Exactly as they appear, output all of the records. Skip any images.

Data excerpts:
-*-*-

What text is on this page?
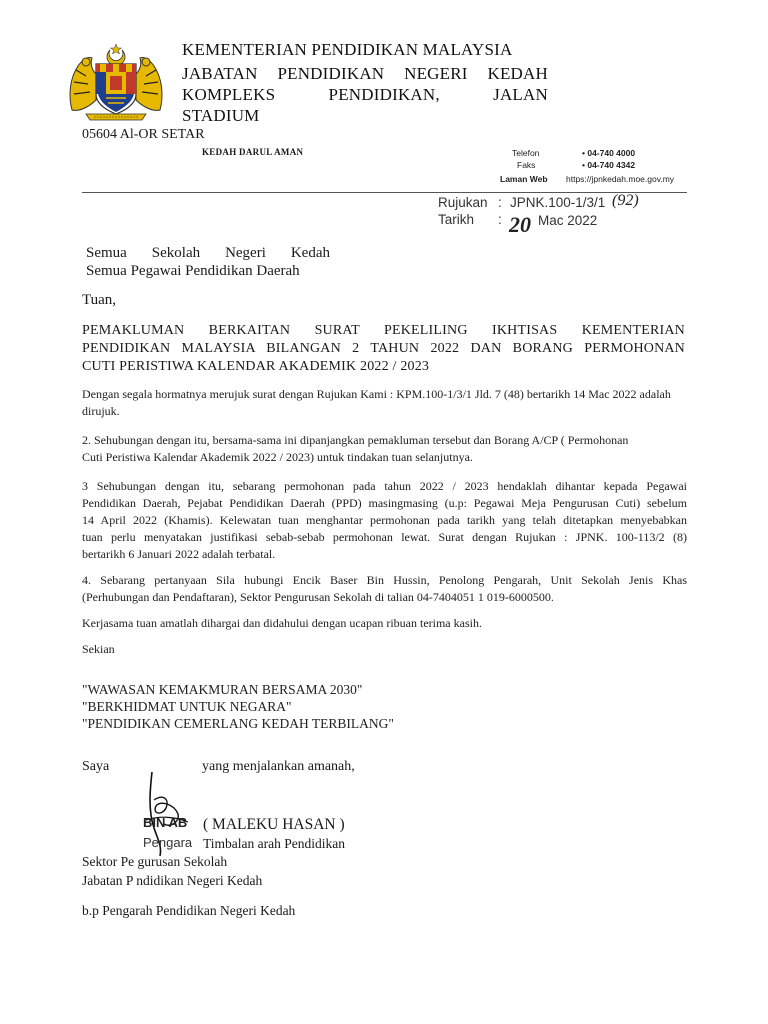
KEMENTERIAN PENDIDIKAN MALAYSIA
JABATAN PENDIDIKAN NEGERI KEDAH
KOMPLEKS	PENDIDIKAN,	JALAN
STADIUM
05604 Al-OR SETAR
KEDAH DARUL AMAN	Telefon	• 04-740 4000
Faks	• 04-740 4342
Laman Web https://jpnkedah.moe.gov.my
Rujukan : JPNK.100-1/3/1 (92)
Tarikh : 20 Mac 2022
Semua Sekolah Negeri Kedah
Semua Pegawai Pendidikan Daerah
Tuan,
PEMAKLUMAN BERKAITAN SURAT PEKELILING IKHTISAS KEMENTERIAN
PENDIDIKAN MALAYSIA BILANGAN 2 TAHUN 2022 DAN BORANG PERMOHONAN
CUTI PERISTIWA KALENDAR AKADEMIK 2022 / 2023
Dengan segala hormatnya merujuk surat dengan Rujukan Kami : KPM.100-1/3/1 Jld. 7 (48) bertarikh 14 Mac 2022 adalah
dirujuk.
2. Sehubungan dengan itu, bersama-sama ini dipanjangkan pemakluman tersebut dan Borang A/CP ( Permohonan
Cuti Peristiwa Kalendar Akademik 2022 / 2023) untuk tindakan tuan selanjutnya.
3 Sehubungan dengan itu, sebarang permohonan pada tahun 2022 / 2023 hendaklah dihantar kepada Pegawai
Pendidikan Daerah, Pejabat Pendidikan Daerah (PPD) masingmasing (u.p: Pegawai Meja Pengurusan Cuti) sebelum
14 April 2022 (Khamis). Kelewatan tuan menghantar permohonan pada tarikh yang telah ditetapkan menyebabkan
tuan perlu menyatakan justifikasi sebab-sebab permohonan lewat. Surat dengan Rujukan : JPNK. 100-113/2 (8)
bertarikh 6 Januari 2022 adalah terbatal.
4. Sebarang pertanyaan Sila hubungi Encik Baser Bin Hussin, Penolong Pengarah, Unit Sekolah Jenis Khas
(Perhubungan dan Pendaftaran), Sektor Pengurusan Sekolah di talian 04-7404051 1 019-6000500.
Kerjasama tuan amatlah dihargai dan didahului dengan ucapan ribuan terima kasih.
Sekian
"WAWASAN KEMAKMURAN BERSAMA 2030"
"BERKHIDMAT UNTUK NEGARA"
"PENDIDIKAN CEMERLANG KEDAH TERBILANG"
Saya	yang menjalankan amanah,
BIN AB
Pengara
( MALEKU HASAN )
Timbalan arah Pendidikan
Sektor Pe gurusan Sekolah
Jabatan P ndidikan Negeri Kedah
b.p Pengarah Pendidikan Negeri Kedah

-*-*-

#### EXERCISE OUTPUT:
What text is on this page?
KEMENTERIAN PENDIDIKAN MALAYSIA
JABATAN PENDIDIKAN NEGERI KEDAH
KOMPLEKS	PENDIDIKAN,	JALAN
STADIUM
05604 Al-OR SETAR
KEDAH DARUL AMAN	Telefon	• 04-740 4000
Faks	• 04-740 4342
Laman Web https://jpnkedah.moe.gov.my
Rujukan : JPNK.100-1/3/1 (92)
Tarikh : 20 Mac 2022
Semua Sekolah Negeri Kedah
Semua Pegawai Pendidikan Daerah
Tuan,
PEMAKLUMAN BERKAITAN SURAT PEKELILING IKHTISAS KEMENTERIAN
PENDIDIKAN MALAYSIA BILANGAN 2 TAHUN 2022 DAN BORANG PERMOHONAN
CUTI PERISTIWA KALENDAR AKADEMIK 2022 / 2023
Dengan segala hormatnya merujuk surat dengan Rujukan Kami : KPM.100-1/3/1 Jld. 7 (48) bertarikh 14 Mac 2022 adalah
dirujuk.
2. Sehubungan dengan itu, bersama-sama ini dipanjangkan pemakluman tersebut dan Borang A/CP ( Permohonan
Cuti Peristiwa Kalendar Akademik 2022 / 2023) untuk tindakan tuan selanjutnya.
3 Sehubungan dengan itu, sebarang permohonan pada tahun 2022 / 2023 hendaklah dihantar kepada Pegawai
Pendidikan Daerah, Pejabat Pendidikan Daerah (PPD) masingmasing (u.p: Pegawai Meja Pengurusan Cuti) sebelum
14 April 2022 (Khamis). Kelewatan tuan menghantar permohonan pada tarikh yang telah ditetapkan menyebabkan
tuan perlu menyatakan justifikasi sebab-sebab permohonan lewat. Surat dengan Rujukan : JPNK. 100-113/2 (8)
bertarikh 6 Januari 2022 adalah terbatal.
4. Sebarang pertanyaan Sila hubungi Encik Baser Bin Hussin, Penolong Pengarah, Unit Sekolah Jenis Khas
(Perhubungan dan Pendaftaran), Sektor Pengurusan Sekolah di talian 04-7404051 1 019-6000500.
Kerjasama tuan amatlah dihargai dan didahului dengan ucapan ribuan terima kasih.
Sekian
"WAWASAN KEMAKMURAN BERSAMA 2030"
"BERKHIDMAT UNTUK NEGARA"
"PENDIDIKAN CEMERLANG KEDAH TERBILANG"
Saya	yang menjalankan amanah,
BIN AB
Pengara
( MALEKU HASAN )
Timbalan arah Pendidikan
Sektor Pe gurusan Sekolah
Jabatan P ndidikan Negeri Kedah
b.p Pengarah Pendidikan Negeri Kedah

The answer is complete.